(Entries from a dataset)

···

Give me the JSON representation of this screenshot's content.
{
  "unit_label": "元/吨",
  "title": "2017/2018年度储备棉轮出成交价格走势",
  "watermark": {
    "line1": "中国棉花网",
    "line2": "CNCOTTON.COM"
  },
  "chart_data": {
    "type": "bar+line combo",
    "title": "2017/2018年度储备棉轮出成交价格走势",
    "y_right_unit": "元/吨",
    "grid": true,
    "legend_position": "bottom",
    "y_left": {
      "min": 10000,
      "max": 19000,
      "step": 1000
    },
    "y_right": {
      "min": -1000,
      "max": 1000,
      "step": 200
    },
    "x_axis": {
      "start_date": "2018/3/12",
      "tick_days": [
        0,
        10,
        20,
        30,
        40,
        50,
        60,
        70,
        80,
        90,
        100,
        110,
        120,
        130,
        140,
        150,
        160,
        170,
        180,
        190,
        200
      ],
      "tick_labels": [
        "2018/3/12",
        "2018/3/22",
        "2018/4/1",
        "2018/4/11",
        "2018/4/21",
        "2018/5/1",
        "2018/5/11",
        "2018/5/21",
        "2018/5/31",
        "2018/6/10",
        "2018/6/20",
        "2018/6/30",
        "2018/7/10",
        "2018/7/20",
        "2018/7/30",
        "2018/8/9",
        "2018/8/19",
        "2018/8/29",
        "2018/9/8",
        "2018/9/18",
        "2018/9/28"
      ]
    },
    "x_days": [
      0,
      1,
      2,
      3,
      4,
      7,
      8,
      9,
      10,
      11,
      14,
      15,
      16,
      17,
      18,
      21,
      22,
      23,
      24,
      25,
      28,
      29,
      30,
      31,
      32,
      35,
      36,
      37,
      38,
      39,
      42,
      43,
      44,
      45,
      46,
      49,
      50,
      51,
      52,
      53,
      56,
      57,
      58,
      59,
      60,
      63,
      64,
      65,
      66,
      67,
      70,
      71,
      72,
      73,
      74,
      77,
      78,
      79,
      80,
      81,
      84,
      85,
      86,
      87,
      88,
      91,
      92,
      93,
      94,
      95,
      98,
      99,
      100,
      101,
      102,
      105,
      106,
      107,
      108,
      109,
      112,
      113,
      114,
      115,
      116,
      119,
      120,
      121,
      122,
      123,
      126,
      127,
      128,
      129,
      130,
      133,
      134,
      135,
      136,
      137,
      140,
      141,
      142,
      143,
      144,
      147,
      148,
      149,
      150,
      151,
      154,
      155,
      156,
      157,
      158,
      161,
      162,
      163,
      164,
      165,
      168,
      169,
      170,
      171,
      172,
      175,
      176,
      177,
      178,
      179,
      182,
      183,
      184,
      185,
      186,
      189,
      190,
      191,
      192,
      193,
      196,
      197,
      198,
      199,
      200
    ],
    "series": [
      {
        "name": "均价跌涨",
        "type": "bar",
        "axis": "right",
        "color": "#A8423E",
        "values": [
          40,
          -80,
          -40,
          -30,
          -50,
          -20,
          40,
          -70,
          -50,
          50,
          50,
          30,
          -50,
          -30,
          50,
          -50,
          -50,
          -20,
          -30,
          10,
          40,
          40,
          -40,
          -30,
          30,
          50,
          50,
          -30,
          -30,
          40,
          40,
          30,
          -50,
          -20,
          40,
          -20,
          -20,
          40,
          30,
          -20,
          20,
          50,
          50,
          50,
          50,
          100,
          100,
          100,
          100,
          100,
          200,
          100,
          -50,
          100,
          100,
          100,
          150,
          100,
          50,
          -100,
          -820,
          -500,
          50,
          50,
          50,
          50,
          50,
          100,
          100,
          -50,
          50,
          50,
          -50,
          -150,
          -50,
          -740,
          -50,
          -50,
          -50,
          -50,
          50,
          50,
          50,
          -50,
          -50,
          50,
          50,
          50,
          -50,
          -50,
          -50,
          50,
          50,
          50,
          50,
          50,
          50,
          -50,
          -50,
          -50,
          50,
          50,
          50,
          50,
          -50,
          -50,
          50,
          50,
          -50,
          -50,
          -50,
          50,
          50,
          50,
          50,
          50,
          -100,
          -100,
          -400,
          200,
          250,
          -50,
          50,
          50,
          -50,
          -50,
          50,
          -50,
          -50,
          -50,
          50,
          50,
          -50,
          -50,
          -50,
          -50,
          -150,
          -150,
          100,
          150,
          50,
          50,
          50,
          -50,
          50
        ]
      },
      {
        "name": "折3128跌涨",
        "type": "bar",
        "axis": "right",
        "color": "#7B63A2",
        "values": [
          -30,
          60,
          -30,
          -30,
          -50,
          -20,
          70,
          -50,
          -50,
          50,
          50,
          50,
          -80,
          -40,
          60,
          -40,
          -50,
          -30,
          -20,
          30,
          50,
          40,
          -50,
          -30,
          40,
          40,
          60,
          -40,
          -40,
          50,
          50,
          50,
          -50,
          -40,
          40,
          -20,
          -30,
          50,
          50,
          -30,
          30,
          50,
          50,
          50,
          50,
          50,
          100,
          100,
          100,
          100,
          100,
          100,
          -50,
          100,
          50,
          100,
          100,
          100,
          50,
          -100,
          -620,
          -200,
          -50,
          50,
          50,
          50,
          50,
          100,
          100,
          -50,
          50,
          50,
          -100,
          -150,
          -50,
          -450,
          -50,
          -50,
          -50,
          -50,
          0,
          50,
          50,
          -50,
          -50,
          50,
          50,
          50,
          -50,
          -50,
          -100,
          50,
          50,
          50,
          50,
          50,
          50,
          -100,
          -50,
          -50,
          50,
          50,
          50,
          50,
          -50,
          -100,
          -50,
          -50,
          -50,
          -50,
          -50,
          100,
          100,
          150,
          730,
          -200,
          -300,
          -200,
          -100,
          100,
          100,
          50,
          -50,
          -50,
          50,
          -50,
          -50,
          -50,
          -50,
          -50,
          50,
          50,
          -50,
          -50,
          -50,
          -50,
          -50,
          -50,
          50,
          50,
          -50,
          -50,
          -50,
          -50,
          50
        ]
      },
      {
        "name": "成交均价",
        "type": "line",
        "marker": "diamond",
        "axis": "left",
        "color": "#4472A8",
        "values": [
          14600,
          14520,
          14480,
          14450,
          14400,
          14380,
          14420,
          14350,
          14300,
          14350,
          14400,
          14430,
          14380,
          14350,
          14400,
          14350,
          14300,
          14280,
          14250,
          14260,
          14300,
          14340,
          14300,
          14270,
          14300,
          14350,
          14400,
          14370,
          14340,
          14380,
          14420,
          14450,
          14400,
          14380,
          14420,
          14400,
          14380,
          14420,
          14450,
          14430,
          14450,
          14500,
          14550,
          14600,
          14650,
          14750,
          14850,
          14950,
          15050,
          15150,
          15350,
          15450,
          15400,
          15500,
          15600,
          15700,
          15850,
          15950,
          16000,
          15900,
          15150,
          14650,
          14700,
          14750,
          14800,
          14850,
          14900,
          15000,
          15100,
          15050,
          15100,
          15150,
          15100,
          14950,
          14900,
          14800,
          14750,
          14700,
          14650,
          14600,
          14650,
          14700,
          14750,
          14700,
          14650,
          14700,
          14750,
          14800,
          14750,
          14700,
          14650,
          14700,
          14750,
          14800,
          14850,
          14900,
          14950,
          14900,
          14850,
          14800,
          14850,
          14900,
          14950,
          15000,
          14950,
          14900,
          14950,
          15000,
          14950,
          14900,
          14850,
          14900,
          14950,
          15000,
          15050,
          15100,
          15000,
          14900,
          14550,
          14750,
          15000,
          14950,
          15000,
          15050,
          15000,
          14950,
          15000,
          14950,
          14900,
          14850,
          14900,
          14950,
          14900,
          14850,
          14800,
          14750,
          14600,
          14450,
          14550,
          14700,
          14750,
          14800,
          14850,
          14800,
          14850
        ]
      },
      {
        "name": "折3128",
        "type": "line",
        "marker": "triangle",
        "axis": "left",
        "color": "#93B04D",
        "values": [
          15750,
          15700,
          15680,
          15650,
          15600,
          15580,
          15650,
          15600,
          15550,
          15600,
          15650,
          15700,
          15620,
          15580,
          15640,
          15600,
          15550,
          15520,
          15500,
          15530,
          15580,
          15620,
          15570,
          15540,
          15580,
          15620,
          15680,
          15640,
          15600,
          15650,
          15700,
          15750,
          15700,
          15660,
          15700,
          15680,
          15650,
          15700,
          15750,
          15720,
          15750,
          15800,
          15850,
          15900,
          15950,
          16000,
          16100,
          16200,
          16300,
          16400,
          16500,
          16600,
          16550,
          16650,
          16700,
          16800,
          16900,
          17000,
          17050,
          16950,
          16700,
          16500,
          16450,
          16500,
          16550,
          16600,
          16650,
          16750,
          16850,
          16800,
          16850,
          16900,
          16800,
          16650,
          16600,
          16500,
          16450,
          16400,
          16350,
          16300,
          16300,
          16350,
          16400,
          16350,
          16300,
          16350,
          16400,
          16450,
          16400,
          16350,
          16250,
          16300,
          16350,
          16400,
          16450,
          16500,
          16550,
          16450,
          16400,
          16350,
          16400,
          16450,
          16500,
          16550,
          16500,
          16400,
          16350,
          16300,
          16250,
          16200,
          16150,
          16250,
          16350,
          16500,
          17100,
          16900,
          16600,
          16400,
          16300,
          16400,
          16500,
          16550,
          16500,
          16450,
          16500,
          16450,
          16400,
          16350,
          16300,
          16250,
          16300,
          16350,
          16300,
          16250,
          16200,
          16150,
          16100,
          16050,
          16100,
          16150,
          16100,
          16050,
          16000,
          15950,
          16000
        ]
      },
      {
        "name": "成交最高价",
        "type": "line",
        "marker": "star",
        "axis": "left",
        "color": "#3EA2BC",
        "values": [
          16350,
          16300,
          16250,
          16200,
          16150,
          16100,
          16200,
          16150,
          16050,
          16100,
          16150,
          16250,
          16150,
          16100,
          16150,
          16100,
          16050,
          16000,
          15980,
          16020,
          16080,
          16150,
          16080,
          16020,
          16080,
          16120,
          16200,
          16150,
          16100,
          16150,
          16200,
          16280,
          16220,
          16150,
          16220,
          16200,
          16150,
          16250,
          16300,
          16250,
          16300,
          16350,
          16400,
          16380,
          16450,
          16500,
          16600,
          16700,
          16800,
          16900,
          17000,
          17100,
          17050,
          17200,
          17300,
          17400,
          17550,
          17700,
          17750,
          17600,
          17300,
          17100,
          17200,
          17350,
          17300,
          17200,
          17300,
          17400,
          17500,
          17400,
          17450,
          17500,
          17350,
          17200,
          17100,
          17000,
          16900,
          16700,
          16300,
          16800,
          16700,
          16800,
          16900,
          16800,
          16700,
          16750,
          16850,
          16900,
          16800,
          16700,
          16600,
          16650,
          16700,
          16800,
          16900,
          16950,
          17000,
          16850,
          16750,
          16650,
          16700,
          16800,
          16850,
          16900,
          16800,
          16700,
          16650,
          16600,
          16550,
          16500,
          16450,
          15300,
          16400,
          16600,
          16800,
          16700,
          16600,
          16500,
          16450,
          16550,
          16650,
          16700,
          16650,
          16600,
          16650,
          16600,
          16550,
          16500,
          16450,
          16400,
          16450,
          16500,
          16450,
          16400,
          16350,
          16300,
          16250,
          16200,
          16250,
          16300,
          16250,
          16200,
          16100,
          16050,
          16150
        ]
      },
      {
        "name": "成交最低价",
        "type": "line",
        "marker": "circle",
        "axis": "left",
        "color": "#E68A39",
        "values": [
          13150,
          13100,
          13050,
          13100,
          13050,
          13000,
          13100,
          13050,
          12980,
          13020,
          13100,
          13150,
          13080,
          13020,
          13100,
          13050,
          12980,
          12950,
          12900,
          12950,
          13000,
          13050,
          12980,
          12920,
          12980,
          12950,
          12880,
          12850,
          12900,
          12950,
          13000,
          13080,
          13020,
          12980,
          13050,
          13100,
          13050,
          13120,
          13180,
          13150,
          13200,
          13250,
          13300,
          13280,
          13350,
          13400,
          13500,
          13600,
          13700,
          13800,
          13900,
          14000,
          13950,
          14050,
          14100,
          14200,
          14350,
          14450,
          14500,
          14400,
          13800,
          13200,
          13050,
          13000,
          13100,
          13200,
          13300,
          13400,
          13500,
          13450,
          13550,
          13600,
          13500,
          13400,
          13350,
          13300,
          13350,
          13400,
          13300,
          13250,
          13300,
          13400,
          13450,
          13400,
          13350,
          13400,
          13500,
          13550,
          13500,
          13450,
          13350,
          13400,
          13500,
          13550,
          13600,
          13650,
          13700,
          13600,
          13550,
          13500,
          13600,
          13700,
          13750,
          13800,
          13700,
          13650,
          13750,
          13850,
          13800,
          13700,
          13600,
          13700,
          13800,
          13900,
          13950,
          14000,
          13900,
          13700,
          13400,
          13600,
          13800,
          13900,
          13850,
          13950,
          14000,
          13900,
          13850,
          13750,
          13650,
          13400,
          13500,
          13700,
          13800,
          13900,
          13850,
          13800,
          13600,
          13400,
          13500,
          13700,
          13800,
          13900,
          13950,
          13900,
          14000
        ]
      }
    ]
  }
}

···

## SET PROBLEM
In the records above, how many lines contain the string "title"? State that number only.

## OUTPUT FOR THIS TASK
2